Exactly reproduce the lines that follow.
----- MATERIAL PROVIDED
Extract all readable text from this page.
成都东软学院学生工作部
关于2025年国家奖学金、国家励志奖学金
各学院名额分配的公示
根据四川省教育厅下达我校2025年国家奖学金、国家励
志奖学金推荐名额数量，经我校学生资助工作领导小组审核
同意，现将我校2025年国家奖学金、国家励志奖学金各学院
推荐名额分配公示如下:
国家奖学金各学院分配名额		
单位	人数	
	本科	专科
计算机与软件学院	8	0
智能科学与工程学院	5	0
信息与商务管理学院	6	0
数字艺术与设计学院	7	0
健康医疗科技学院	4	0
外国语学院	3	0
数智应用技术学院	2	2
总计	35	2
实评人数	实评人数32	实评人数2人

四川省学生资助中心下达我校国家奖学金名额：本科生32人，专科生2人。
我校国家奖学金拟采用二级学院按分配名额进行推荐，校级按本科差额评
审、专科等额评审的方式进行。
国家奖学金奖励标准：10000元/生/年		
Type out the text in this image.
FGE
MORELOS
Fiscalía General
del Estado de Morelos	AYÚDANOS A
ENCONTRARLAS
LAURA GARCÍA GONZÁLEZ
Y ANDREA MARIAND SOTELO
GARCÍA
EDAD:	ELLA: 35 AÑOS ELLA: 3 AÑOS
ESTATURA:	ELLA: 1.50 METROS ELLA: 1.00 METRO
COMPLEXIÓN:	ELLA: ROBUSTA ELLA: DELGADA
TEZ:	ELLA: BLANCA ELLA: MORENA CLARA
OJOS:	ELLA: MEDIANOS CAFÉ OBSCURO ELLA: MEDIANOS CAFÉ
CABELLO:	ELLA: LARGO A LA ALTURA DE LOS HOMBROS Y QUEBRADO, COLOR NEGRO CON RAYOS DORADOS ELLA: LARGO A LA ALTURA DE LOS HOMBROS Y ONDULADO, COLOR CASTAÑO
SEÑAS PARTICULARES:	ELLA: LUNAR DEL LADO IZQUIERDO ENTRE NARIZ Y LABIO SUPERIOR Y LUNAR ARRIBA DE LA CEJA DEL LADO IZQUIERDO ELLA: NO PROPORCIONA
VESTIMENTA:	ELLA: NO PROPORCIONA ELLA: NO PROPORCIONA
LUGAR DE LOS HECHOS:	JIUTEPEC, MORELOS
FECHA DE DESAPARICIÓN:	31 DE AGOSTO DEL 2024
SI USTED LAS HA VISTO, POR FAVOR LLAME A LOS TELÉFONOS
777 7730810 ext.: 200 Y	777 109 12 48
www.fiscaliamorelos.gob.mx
----------
* EXPECTED ANSWER *
Extract all readable text from this page.
成都东软学院学生工作部
关于2025年国家奖学金、国家励志奖学金
各学院名额分配的公示
根据四川省教育厅下达我校2025年国家奖学金、国家励
志奖学金推荐名额数量，经我校学生资助工作领导小组审核
同意，现将我校2025年国家奖学金、国家励志奖学金各学院
推荐名额分配公示如下:
国家奖学金各学院分配名额		
单位	人数	
	本科	专科
计算机与软件学院	8	0
智能科学与工程学院	5	0
信息与商务管理学院	6	0
数字艺术与设计学院	7	0
健康医疗科技学院	4	0
外国语学院	3	0
数智应用技术学院	2	2
总计	35	2
实评人数	实评人数32	实评人数2人

四川省学生资助中心下达我校国家奖学金名额：本科生32人，专科生2人。
我校国家奖学金拟采用二级学院按分配名额进行推荐，校级按本科差额评
审、专科等额评审的方式进行。
国家奖学金奖励标准：10000元/生/年		
Type out the text in this image.
FGE
MORELOS
Fiscalía General
del Estado de Morelos	AYÚDANOS A
ENCONTRARLAS
LAURA GARCÍA GONZÁLEZ
Y ANDREA MARIAND SOTELO
GARCÍA
EDAD:	ELLA: 35 AÑOS ELLA: 3 AÑOS
ESTATURA:	ELLA: 1.50 METROS ELLA: 1.00 METRO
COMPLEXIÓN:	ELLA: ROBUSTA ELLA: DELGADA
TEZ:	ELLA: BLANCA ELLA: MORENA CLARA
OJOS:	ELLA: MEDIANOS CAFÉ OBSCURO ELLA: MEDIANOS CAFÉ
CABELLO:	ELLA: LARGO A LA ALTURA DE LOS HOMBROS Y QUEBRADO, COLOR NEGRO CON RAYOS DORADOS ELLA: LARGO A LA ALTURA DE LOS HOMBROS Y ONDULADO, COLOR CASTAÑO
SEÑAS PARTICULARES:	ELLA: LUNAR DEL LADO IZQUIERDO ENTRE NARIZ Y LABIO SUPERIOR Y LUNAR ARRIBA DE LA CEJA DEL LADO IZQUIERDO ELLA: NO PROPORCIONA
VESTIMENTA:	ELLA: NO PROPORCIONA ELLA: NO PROPORCIONA
LUGAR DE LOS HECHOS:	JIUTEPEC, MORELOS
FECHA DE DESAPARICIÓN:	31 DE AGOSTO DEL 2024
SI USTED LAS HA VISTO, POR FAVOR LLAME A LOS TELÉFONOS
777 7730810 ext.: 200 Y	777 109 12 48
www.fiscaliamorelos.gob.mx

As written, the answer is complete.